▶ [YOUR GOAL] Transcribe exactly the lines from the one holding "Give me the" to the end of the data below, including both of those lines and no others.

▶ [ENTRIES SUPPLIED]
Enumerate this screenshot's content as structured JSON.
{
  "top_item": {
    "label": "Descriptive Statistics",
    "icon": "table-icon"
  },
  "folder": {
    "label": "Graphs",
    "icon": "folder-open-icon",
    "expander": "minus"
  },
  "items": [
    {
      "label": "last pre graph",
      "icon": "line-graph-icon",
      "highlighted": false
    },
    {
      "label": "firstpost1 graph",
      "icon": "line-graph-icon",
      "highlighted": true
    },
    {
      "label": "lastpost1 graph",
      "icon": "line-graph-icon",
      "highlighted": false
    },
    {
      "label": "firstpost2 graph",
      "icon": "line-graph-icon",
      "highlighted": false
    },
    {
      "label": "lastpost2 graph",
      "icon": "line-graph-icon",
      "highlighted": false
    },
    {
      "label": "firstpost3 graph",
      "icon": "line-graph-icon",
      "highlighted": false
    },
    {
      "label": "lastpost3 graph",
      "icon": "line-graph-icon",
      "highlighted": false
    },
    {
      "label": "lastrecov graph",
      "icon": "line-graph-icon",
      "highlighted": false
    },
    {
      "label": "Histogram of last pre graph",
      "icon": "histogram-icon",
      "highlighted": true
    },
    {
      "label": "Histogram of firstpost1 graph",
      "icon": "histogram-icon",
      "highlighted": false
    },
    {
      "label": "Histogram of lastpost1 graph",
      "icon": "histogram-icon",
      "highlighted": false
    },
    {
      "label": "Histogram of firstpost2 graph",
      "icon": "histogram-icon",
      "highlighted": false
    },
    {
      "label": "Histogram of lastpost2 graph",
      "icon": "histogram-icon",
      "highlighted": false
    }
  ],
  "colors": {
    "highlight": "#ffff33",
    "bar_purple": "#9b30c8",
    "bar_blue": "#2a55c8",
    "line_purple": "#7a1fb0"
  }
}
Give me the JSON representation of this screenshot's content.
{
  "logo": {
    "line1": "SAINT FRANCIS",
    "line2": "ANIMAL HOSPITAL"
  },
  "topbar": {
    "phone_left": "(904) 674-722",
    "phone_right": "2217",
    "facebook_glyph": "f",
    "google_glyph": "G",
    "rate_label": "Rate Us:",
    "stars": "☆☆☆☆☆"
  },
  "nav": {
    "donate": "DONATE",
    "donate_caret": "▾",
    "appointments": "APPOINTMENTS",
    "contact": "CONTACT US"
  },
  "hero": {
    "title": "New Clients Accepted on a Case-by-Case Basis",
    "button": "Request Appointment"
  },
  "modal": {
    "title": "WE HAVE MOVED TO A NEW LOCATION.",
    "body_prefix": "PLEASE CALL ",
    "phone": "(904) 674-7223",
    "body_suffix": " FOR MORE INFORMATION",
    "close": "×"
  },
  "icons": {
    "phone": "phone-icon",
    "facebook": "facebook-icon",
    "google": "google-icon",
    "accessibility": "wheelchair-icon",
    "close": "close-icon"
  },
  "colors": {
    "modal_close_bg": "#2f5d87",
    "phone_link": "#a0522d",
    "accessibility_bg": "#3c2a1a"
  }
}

▶ [ANSWER TO THE EXERCISE]
Give me the JSON representation of this screenshot's content.
{
  "logo": {
    "line1": "SAINT FRANCIS",
    "line2": "ANIMAL HOSPITAL"
  },
  "topbar": {
    "phone_left": "(904) 674-722",
    "phone_right": "2217",
    "facebook_glyph": "f",
    "google_glyph": "G",
    "rate_label": "Rate Us:",
    "stars": "☆☆☆☆☆"
  },
  "nav": {
    "donate": "DONATE",
    "donate_caret": "▾",
    "appointments": "APPOINTMENTS",
    "contact": "CONTACT US"
  },
  "hero": {
    "title": "New Clients Accepted on a Case-by-Case Basis",
    "button": "Request Appointment"
  },
  "modal": {
    "title": "WE HAVE MOVED TO A NEW LOCATION.",
    "body_prefix": "PLEASE CALL ",
    "phone": "(904) 674-7223",
    "body_suffix": " FOR MORE INFORMATION",
    "close": "×"
  },
  "icons": {
    "phone": "phone-icon",
    "facebook": "facebook-icon",
    "google": "google-icon",
    "accessibility": "wheelchair-icon",
    "close": "close-icon"
  },
  "colors": {
    "modal_close_bg": "#2f5d87",
    "phone_link": "#a0522d",
    "accessibility_bg": "#3c2a1a"
  }
}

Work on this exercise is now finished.